= WHAT YOU WILL DO =
From the listing below, extract each line containing the string "CARTER".

= Dataset excerpt =
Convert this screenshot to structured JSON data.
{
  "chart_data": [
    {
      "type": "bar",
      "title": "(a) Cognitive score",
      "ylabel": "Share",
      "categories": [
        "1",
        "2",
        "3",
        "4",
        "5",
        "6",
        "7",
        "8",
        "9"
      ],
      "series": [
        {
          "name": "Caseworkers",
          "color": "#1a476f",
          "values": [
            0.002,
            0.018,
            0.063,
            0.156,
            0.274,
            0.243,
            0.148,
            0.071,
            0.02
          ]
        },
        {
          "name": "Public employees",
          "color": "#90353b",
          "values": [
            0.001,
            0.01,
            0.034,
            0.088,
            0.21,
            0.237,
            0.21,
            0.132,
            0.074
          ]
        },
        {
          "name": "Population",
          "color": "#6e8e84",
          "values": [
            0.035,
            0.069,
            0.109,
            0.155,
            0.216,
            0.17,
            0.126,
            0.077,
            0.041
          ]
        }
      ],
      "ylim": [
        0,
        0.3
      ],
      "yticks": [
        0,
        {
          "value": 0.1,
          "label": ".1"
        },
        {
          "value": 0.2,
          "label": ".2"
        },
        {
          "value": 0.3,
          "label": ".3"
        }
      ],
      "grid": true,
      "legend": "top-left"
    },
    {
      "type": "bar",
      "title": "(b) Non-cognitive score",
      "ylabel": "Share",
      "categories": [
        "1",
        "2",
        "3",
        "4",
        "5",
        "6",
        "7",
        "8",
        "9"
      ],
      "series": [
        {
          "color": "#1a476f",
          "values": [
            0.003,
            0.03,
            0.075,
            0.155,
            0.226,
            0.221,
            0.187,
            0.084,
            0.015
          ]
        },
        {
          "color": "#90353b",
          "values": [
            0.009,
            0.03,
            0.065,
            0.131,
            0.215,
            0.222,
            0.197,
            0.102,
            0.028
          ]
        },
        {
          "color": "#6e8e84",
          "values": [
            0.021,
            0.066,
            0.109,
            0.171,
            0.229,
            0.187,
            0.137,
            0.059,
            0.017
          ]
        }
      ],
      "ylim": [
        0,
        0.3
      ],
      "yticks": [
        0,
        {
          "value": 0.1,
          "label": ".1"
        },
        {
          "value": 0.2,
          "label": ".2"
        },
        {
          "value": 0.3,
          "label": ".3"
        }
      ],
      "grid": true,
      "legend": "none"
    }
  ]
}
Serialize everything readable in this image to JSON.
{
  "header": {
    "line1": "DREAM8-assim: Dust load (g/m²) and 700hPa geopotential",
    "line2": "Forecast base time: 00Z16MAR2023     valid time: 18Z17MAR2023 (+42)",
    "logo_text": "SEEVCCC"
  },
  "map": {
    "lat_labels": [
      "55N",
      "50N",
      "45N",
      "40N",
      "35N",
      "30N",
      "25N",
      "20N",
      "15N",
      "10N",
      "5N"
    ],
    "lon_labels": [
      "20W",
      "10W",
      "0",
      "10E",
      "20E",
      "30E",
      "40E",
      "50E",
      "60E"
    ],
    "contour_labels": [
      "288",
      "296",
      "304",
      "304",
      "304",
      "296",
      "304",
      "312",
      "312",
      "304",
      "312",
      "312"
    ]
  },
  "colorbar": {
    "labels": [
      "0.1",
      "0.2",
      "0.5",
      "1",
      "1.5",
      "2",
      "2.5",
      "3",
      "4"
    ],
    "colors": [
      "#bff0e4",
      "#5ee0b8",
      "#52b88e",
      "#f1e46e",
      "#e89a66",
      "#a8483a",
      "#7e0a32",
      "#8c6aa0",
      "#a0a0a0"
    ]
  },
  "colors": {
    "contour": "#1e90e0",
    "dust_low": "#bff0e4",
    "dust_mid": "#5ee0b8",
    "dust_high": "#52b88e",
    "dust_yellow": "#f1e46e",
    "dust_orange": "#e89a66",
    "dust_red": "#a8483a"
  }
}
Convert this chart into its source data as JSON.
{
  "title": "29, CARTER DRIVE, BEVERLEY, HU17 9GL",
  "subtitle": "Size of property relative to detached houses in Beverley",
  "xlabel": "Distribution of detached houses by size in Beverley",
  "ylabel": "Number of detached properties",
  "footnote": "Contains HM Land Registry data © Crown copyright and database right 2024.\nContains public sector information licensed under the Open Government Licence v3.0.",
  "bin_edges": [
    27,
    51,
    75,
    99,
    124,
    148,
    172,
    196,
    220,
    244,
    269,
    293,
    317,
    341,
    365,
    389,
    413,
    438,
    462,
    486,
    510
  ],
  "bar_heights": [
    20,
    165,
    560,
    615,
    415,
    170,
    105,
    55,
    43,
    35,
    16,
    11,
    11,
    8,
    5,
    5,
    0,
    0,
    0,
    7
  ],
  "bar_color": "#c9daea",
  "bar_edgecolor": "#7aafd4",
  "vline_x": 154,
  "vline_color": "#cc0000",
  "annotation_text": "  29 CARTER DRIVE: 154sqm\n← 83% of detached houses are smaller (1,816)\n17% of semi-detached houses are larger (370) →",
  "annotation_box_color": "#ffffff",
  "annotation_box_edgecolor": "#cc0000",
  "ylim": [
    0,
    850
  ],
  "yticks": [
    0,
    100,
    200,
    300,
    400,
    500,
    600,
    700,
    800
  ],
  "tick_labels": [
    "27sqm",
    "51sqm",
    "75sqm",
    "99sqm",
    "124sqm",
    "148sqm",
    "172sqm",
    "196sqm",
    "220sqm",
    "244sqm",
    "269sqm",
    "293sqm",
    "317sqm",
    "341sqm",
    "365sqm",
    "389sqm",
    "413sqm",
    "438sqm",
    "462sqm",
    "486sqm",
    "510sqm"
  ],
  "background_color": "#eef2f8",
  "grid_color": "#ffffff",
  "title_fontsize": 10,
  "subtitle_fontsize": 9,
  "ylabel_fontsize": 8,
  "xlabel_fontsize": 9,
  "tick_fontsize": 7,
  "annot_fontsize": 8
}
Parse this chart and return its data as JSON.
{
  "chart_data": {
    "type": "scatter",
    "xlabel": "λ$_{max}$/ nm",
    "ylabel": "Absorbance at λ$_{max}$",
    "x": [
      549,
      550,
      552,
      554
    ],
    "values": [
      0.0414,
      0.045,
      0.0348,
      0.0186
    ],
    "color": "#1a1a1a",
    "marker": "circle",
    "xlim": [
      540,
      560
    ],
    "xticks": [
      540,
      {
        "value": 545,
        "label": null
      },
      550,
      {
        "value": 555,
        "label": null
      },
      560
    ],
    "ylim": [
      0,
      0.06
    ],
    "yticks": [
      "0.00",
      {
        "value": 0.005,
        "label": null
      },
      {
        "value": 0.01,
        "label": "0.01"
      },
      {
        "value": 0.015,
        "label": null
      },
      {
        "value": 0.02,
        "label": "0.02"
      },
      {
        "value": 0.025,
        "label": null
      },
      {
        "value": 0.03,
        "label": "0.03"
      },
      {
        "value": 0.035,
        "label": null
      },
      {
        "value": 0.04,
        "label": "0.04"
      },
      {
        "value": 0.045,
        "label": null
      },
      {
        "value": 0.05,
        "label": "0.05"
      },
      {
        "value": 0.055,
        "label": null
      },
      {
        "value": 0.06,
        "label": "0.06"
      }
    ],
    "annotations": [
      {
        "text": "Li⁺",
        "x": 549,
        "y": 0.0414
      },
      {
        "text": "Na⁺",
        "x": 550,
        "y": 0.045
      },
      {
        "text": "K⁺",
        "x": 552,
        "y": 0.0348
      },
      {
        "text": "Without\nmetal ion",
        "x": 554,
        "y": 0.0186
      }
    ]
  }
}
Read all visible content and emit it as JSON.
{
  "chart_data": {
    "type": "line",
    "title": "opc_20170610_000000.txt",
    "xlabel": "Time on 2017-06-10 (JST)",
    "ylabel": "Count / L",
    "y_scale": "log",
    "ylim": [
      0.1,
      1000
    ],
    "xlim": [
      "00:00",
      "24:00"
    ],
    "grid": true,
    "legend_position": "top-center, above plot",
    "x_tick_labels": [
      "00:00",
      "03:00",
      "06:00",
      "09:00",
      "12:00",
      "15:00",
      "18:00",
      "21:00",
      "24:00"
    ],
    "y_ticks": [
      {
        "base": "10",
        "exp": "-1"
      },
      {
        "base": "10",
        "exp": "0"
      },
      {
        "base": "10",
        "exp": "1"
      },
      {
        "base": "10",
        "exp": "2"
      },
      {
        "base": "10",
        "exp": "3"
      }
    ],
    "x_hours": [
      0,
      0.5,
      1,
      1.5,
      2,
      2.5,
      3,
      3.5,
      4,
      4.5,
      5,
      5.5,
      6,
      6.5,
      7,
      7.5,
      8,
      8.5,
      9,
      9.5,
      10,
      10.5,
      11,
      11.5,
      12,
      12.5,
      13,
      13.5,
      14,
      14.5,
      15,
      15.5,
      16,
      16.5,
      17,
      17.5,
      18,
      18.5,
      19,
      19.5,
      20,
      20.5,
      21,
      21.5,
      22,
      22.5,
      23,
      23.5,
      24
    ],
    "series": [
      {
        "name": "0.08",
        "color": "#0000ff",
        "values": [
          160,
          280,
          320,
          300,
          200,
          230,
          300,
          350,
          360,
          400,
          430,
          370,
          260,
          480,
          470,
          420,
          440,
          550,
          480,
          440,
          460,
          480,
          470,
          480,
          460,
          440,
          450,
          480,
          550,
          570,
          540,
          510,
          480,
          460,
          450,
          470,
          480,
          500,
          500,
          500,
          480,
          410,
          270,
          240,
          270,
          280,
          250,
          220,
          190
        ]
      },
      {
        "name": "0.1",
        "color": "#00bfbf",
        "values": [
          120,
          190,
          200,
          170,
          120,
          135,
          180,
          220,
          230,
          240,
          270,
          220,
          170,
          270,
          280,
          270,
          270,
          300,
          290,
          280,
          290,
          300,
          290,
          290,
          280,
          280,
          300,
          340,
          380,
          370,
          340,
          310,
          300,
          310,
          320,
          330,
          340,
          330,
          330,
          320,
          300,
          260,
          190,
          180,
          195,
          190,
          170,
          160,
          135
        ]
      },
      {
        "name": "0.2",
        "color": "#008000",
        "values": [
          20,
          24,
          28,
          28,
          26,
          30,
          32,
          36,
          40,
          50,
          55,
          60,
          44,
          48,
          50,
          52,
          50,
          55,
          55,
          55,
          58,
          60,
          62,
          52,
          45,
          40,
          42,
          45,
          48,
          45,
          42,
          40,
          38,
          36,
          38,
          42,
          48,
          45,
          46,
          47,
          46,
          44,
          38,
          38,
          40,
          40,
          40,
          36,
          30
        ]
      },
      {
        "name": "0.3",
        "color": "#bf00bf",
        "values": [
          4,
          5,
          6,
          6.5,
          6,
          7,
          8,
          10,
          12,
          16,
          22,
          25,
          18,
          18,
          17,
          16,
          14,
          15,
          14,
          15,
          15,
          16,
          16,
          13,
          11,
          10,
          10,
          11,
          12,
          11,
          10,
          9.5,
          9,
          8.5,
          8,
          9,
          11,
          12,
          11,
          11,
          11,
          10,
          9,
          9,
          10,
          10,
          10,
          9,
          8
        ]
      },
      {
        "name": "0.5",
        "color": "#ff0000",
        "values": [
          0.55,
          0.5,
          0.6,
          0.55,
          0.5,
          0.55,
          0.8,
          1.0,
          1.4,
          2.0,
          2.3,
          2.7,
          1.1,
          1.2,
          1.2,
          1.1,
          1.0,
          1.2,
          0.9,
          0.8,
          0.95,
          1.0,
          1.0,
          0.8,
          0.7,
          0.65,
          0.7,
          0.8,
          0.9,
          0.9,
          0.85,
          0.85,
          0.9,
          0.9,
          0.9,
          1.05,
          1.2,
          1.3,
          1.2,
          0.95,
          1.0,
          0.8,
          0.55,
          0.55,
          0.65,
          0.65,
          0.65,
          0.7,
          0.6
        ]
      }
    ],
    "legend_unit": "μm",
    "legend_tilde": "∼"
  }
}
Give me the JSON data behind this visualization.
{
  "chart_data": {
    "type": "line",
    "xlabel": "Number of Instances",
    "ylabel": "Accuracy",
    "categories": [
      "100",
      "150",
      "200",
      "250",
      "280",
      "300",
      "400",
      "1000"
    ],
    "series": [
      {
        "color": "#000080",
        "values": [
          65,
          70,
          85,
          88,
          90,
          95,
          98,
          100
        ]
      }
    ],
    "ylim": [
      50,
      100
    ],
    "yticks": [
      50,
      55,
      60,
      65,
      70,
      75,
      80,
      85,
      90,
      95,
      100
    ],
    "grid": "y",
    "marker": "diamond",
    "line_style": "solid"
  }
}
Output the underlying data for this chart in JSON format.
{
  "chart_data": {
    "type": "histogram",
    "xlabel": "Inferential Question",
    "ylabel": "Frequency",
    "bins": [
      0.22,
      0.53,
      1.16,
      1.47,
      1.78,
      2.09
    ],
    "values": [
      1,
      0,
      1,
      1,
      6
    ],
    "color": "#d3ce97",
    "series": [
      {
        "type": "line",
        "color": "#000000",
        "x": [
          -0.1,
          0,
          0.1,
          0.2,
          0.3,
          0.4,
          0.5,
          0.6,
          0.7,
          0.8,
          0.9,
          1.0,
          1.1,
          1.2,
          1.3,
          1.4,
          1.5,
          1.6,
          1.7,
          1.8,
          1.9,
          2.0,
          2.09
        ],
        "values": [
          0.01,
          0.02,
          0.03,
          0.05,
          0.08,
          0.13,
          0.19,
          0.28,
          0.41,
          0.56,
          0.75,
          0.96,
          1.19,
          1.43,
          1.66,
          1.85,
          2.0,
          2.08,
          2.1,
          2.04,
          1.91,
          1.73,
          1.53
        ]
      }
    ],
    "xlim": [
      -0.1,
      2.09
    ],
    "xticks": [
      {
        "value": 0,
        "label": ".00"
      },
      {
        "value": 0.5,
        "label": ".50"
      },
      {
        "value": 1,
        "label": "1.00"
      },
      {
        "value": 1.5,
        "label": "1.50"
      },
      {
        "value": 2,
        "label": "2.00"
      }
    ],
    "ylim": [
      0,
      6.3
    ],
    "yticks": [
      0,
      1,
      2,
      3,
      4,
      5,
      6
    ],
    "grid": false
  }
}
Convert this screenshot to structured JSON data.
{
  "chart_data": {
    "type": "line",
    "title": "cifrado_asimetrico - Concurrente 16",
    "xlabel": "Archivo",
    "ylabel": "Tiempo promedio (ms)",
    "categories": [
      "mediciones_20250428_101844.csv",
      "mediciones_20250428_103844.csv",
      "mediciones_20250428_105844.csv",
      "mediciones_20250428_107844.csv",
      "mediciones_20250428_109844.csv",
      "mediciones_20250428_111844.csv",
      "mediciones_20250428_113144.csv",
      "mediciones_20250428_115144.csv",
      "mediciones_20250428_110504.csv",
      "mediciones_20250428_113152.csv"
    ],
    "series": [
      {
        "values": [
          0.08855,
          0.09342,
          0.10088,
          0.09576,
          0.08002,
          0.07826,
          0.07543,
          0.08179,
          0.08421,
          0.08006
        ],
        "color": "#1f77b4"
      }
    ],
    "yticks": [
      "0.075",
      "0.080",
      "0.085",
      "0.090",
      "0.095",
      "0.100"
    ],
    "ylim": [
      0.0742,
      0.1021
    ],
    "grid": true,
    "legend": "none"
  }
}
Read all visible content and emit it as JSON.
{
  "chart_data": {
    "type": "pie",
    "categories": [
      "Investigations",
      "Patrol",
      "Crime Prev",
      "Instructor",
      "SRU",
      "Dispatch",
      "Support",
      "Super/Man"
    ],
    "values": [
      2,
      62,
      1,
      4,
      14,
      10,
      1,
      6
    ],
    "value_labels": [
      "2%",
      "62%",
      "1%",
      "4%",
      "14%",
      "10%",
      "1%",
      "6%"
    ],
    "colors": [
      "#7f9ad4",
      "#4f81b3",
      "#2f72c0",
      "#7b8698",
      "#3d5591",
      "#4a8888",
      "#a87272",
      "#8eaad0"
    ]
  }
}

= ANSWER TO THE TASK =
  "title": "29, CARTER DRIVE, BEVERLEY, HU17 9GL",
  "annotation_text": "  29 CARTER DRIVE: 154sqm\n← 83% of detached houses are smaller (1,816)\n17% of semi-detached houses are larger (370) →",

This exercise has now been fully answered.